[What you are asked to do]
Find the lines holding "xlabel" and copy them.

— START —

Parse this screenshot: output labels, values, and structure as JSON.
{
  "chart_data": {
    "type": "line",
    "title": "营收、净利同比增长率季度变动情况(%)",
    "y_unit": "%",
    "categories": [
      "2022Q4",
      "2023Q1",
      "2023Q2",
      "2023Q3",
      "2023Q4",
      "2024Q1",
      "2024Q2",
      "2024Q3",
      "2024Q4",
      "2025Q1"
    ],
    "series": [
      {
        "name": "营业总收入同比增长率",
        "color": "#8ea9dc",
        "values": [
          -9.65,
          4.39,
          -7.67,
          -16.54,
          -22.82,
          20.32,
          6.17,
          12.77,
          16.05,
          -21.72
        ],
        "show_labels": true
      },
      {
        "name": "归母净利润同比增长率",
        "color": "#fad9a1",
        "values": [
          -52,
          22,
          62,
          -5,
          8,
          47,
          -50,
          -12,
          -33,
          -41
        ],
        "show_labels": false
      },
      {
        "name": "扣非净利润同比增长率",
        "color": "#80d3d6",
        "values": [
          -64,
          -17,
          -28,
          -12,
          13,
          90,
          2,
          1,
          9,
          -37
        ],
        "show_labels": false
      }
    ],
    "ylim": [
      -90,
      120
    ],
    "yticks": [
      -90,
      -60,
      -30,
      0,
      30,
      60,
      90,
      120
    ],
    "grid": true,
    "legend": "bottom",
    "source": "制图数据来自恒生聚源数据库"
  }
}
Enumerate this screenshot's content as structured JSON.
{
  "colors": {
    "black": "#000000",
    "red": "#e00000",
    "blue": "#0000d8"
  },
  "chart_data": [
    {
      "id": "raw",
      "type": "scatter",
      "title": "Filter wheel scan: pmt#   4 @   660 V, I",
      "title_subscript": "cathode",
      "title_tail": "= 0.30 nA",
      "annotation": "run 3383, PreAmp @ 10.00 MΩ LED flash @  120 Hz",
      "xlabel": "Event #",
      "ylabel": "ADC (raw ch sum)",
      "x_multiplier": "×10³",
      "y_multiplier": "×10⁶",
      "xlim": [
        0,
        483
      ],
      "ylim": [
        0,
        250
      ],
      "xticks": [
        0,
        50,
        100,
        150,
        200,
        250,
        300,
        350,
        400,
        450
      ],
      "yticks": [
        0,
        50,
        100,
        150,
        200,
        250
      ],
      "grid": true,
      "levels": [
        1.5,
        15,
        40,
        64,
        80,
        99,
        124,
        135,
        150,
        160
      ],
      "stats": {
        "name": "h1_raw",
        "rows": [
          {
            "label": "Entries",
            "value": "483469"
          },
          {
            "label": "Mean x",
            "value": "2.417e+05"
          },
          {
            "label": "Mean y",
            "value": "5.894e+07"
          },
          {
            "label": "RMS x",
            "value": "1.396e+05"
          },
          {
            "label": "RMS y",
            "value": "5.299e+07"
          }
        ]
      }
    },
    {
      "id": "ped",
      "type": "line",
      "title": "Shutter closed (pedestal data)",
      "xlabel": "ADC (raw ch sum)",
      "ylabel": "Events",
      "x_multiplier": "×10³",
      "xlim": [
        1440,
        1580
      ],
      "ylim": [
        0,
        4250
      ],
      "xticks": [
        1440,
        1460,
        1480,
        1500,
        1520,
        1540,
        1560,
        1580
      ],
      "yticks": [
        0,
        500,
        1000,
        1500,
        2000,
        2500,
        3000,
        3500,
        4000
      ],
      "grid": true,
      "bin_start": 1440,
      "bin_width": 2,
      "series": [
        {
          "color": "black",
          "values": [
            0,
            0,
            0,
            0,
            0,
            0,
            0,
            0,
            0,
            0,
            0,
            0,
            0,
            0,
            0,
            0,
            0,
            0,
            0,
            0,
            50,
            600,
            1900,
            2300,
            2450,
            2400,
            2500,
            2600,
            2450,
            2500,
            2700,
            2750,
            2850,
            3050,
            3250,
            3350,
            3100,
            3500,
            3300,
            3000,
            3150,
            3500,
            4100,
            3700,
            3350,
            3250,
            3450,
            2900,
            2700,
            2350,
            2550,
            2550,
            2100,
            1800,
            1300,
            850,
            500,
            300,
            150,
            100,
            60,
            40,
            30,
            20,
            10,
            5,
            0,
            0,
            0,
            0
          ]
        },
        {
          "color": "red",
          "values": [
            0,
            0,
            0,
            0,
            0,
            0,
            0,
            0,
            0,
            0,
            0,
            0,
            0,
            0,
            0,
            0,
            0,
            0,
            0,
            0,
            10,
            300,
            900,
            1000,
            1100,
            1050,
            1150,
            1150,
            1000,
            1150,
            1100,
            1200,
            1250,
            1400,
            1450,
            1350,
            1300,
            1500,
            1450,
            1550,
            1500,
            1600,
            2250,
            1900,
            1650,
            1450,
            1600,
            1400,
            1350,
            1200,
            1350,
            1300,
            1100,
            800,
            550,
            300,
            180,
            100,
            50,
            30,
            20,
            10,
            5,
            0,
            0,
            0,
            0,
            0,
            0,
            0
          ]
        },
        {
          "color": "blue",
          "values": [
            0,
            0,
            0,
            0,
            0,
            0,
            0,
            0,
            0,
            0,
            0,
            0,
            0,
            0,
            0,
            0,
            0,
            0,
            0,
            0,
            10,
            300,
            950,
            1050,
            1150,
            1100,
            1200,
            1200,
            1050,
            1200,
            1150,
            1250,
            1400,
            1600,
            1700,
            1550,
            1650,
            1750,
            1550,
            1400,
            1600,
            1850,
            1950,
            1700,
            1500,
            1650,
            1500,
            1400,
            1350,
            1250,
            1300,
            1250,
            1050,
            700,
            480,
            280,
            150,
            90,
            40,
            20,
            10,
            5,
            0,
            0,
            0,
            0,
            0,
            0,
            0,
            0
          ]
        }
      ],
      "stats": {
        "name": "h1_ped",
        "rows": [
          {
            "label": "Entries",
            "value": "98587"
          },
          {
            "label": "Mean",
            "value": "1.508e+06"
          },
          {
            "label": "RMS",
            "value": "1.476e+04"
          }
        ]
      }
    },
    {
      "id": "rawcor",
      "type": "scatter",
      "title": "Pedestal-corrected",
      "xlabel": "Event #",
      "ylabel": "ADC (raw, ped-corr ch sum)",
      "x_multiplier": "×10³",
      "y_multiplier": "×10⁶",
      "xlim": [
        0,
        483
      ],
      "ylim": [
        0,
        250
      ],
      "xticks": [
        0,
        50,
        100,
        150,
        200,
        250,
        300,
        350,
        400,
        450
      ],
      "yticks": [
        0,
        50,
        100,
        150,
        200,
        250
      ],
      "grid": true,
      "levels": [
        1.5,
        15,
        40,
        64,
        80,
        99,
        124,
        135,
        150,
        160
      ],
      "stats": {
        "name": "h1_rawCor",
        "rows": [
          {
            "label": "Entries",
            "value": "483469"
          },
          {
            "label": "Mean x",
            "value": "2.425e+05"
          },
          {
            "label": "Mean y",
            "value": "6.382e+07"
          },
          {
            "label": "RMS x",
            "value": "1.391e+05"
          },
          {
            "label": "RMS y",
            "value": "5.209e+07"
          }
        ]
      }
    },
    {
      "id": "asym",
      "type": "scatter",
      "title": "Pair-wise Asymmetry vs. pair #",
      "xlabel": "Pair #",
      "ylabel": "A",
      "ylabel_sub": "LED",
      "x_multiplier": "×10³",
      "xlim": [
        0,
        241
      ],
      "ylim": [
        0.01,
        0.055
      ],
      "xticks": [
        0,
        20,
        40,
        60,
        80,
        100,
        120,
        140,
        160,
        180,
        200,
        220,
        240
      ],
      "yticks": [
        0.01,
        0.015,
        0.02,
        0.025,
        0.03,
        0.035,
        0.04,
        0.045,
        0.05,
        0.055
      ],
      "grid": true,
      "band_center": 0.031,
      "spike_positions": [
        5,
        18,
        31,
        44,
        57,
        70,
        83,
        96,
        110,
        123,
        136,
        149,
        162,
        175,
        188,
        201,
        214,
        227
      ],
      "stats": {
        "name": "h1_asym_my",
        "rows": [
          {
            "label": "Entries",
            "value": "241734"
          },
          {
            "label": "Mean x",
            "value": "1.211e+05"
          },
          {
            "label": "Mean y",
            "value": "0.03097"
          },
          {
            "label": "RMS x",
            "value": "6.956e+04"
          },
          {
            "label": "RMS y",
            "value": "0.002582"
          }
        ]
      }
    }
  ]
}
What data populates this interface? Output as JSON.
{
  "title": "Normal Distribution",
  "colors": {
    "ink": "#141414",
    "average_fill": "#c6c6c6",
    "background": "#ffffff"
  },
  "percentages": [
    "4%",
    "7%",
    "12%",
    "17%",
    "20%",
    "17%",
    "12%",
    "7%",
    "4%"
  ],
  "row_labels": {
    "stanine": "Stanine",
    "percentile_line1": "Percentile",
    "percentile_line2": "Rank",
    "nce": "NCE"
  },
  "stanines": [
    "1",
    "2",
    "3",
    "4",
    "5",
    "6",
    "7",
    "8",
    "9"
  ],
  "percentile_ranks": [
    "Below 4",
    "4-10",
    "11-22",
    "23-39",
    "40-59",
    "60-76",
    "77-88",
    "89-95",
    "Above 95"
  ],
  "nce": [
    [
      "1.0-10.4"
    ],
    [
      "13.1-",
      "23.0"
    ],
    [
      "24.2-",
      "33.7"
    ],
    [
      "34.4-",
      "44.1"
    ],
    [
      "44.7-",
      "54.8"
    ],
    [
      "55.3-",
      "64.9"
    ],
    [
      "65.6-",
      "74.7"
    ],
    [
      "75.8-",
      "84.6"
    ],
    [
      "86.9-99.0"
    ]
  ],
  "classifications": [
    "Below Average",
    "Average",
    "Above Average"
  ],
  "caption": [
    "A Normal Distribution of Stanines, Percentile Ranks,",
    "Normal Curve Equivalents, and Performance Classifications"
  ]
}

— END —

[The answer]
      "xlabel": "Event #",
      "xlabel": "ADC (raw ch sum)",
      "xlabel": "Event #",
      "xlabel": "Pair #",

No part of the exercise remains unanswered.